▶ [Required task] Copy every record exactly, and keep the pictures out.
start Stored data
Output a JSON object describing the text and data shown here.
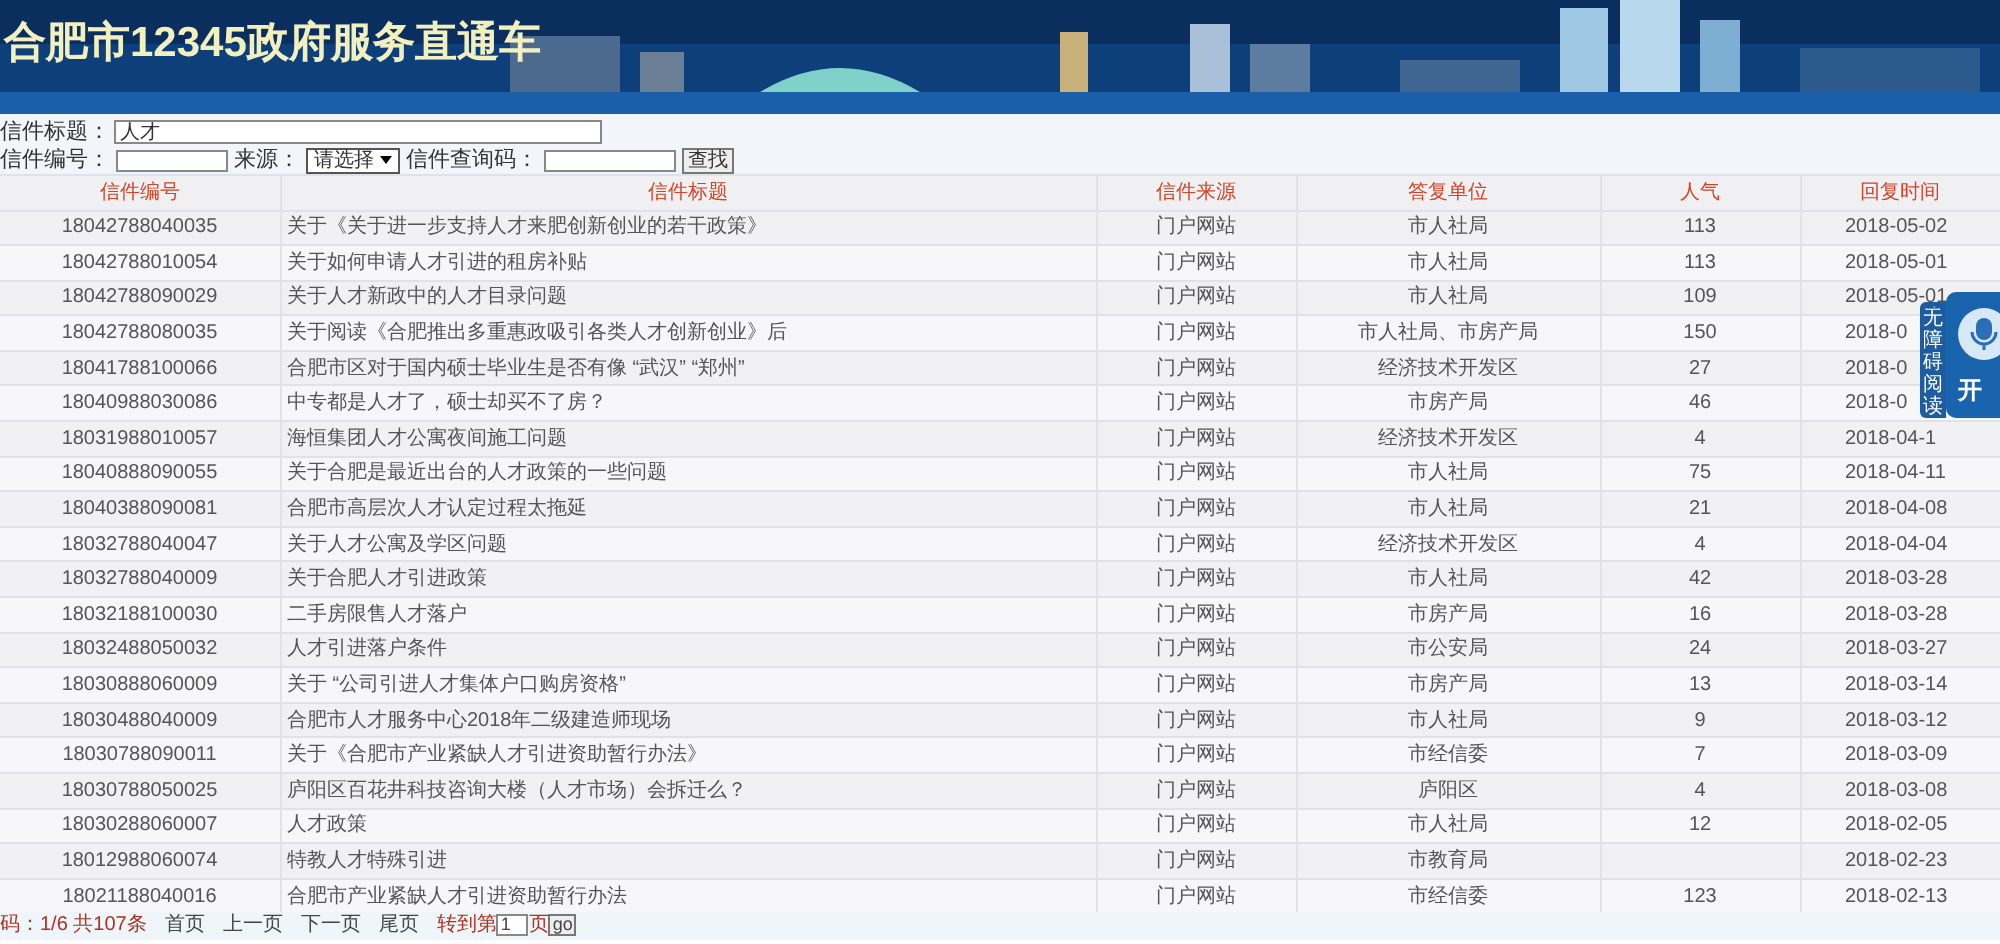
{
  "header": {
    "title": "合肥市12345政府服务直通车"
  },
  "search": {
    "title_label": "信件标题：",
    "title_value": "人才",
    "number_label": "信件编号：",
    "source_label": "来源：",
    "source_value": "请选择",
    "code_label": "信件查询码：",
    "button": "查找"
  },
  "table": {
    "columns": [
      "信件编号",
      "信件标题",
      "信件来源",
      "答复单位",
      "人气",
      "回复时间"
    ],
    "rows": [
      [
        "18042788040035",
        "关于《关于进一步支持人才来肥创新创业的若干政策》",
        "门户网站",
        "市人社局",
        "113",
        "2018-05-02"
      ],
      [
        "18042788010054",
        "关于如何申请人才引进的租房补贴",
        "门户网站",
        "市人社局",
        "113",
        "2018-05-01"
      ],
      [
        "18042788090029",
        "关于人才新政中的人才目录问题",
        "门户网站",
        "市人社局",
        "109",
        "2018-05-01"
      ],
      [
        "18042788080035",
        "关于阅读《合肥推出多重惠政吸引各类人才创新创业》后",
        "门户网站",
        "市人社局、市房产局",
        "150",
        "2018-0"
      ],
      [
        "18041788100066",
        "合肥市区对于国内硕士毕业生是否有像 “武汉”  “郑州”",
        "门户网站",
        "经济技术开发区",
        "27",
        "2018-0"
      ],
      [
        "18040988030086",
        "中专都是人才了，硕士却买不了房？",
        "门户网站",
        "市房产局",
        "46",
        "2018-0"
      ],
      [
        "18031988010057",
        "海恒集团人才公寓夜间施工问题",
        "门户网站",
        "经济技术开发区",
        "4",
        "2018-04-1"
      ],
      [
        "18040888090055",
        "关于合肥是最近出台的人才政策的一些问题",
        "门户网站",
        "市人社局",
        "75",
        "2018-04-11"
      ],
      [
        "18040388090081",
        "合肥市高层次人才认定过程太拖延",
        "门户网站",
        "市人社局",
        "21",
        "2018-04-08"
      ],
      [
        "18032788040047",
        "关于人才公寓及学区问题",
        "门户网站",
        "经济技术开发区",
        "4",
        "2018-04-04"
      ],
      [
        "18032788040009",
        "关于合肥人才引进政策",
        "门户网站",
        "市人社局",
        "42",
        "2018-03-28"
      ],
      [
        "18032188100030",
        "二手房限售人才落户",
        "门户网站",
        "市房产局",
        "16",
        "2018-03-28"
      ],
      [
        "18032488050032",
        "人才引进落户条件",
        "门户网站",
        "市公安局",
        "24",
        "2018-03-27"
      ],
      [
        "18030888060009",
        "关于 “公司引进人才集体户口购房资格”",
        "门户网站",
        "市房产局",
        "13",
        "2018-03-14"
      ],
      [
        "18030488040009",
        "合肥市人才服务中心2018年二级建造师现场",
        "门户网站",
        "市人社局",
        "9",
        "2018-03-12"
      ],
      [
        "18030788090011",
        "关于《合肥市产业紧缺人才引进资助暂行办法》",
        "门户网站",
        "市经信委",
        "7",
        "2018-03-09"
      ],
      [
        "18030788050025",
        "庐阳区百花井科技咨询大楼（人才市场）会拆迁么？",
        "门户网站",
        "庐阳区",
        "4",
        "2018-03-08"
      ],
      [
        "18030288060007",
        "人才政策",
        "门户网站",
        "市人社局",
        "12",
        "2018-02-05"
      ],
      [
        "18012988060074",
        "特教人才特殊引进",
        "门户网站",
        "市教育局",
        "",
        "2018-02-23"
      ],
      [
        "18021188040016",
        "合肥市产业紧缺人才引进资助暂行办法",
        "门户网站",
        "市经信委",
        "123",
        "2018-02-13"
      ]
    ]
  },
  "pagination": {
    "summary": "码：1/6  共107条",
    "first": "首页",
    "prev": "上一页",
    "next": "下一页",
    "last": "尾页",
    "goto_label": "转到第",
    "page_value": "1",
    "page_suffix": "页",
    "go": "go"
  },
  "accessibility_widget": {
    "tab_label": "无障碍阅读",
    "button_label": "开"
  }
}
end Stored data
▶ [Task response]
Output a JSON object describing the text and data shown here.
{
  "header": {
    "title": "合肥市12345政府服务直通车"
  },
  "search": {
    "title_label": "信件标题：",
    "title_value": "人才",
    "number_label": "信件编号：",
    "source_label": "来源：",
    "source_value": "请选择",
    "code_label": "信件查询码：",
    "button": "查找"
  },
  "table": {
    "columns": [
      "信件编号",
      "信件标题",
      "信件来源",
      "答复单位",
      "人气",
      "回复时间"
    ],
    "rows": [
      [
        "18042788040035",
        "关于《关于进一步支持人才来肥创新创业的若干政策》",
        "门户网站",
        "市人社局",
        "113",
        "2018-05-02"
      ],
      [
        "18042788010054",
        "关于如何申请人才引进的租房补贴",
        "门户网站",
        "市人社局",
        "113",
        "2018-05-01"
      ],
      [
        "18042788090029",
        "关于人才新政中的人才目录问题",
        "门户网站",
        "市人社局",
        "109",
        "2018-05-01"
      ],
      [
        "18042788080035",
        "关于阅读《合肥推出多重惠政吸引各类人才创新创业》后",
        "门户网站",
        "市人社局、市房产局",
        "150",
        "2018-0"
      ],
      [
        "18041788100066",
        "合肥市区对于国内硕士毕业生是否有像 “武汉”  “郑州”",
        "门户网站",
        "经济技术开发区",
        "27",
        "2018-0"
      ],
      [
        "18040988030086",
        "中专都是人才了，硕士却买不了房？",
        "门户网站",
        "市房产局",
        "46",
        "2018-0"
      ],
      [
        "18031988010057",
        "海恒集团人才公寓夜间施工问题",
        "门户网站",
        "经济技术开发区",
        "4",
        "2018-04-1"
      ],
      [
        "18040888090055",
        "关于合肥是最近出台的人才政策的一些问题",
        "门户网站",
        "市人社局",
        "75",
        "2018-04-11"
      ],
      [
        "18040388090081",
        "合肥市高层次人才认定过程太拖延",
        "门户网站",
        "市人社局",
        "21",
        "2018-04-08"
      ],
      [
        "18032788040047",
        "关于人才公寓及学区问题",
        "门户网站",
        "经济技术开发区",
        "4",
        "2018-04-04"
      ],
      [
        "18032788040009",
        "关于合肥人才引进政策",
        "门户网站",
        "市人社局",
        "42",
        "2018-03-28"
      ],
      [
        "18032188100030",
        "二手房限售人才落户",
        "门户网站",
        "市房产局",
        "16",
        "2018-03-28"
      ],
      [
        "18032488050032",
        "人才引进落户条件",
        "门户网站",
        "市公安局",
        "24",
        "2018-03-27"
      ],
      [
        "18030888060009",
        "关于 “公司引进人才集体户口购房资格”",
        "门户网站",
        "市房产局",
        "13",
        "2018-03-14"
      ],
      [
        "18030488040009",
        "合肥市人才服务中心2018年二级建造师现场",
        "门户网站",
        "市人社局",
        "9",
        "2018-03-12"
      ],
      [
        "18030788090011",
        "关于《合肥市产业紧缺人才引进资助暂行办法》",
        "门户网站",
        "市经信委",
        "7",
        "2018-03-09"
      ],
      [
        "18030788050025",
        "庐阳区百花井科技咨询大楼（人才市场）会拆迁么？",
        "门户网站",
        "庐阳区",
        "4",
        "2018-03-08"
      ],
      [
        "18030288060007",
        "人才政策",
        "门户网站",
        "市人社局",
        "12",
        "2018-02-05"
      ],
      [
        "18012988060074",
        "特教人才特殊引进",
        "门户网站",
        "市教育局",
        "",
        "2018-02-23"
      ],
      [
        "18021188040016",
        "合肥市产业紧缺人才引进资助暂行办法",
        "门户网站",
        "市经信委",
        "123",
        "2018-02-13"
      ]
    ]
  },
  "pagination": {
    "summary": "码：1/6  共107条",
    "first": "首页",
    "prev": "上一页",
    "next": "下一页",
    "last": "尾页",
    "goto_label": "转到第",
    "page_value": "1",
    "page_suffix": "页",
    "go": "go"
  },
  "accessibility_widget": {
    "tab_label": "无障碍阅读",
    "button_label": "开"
  }
}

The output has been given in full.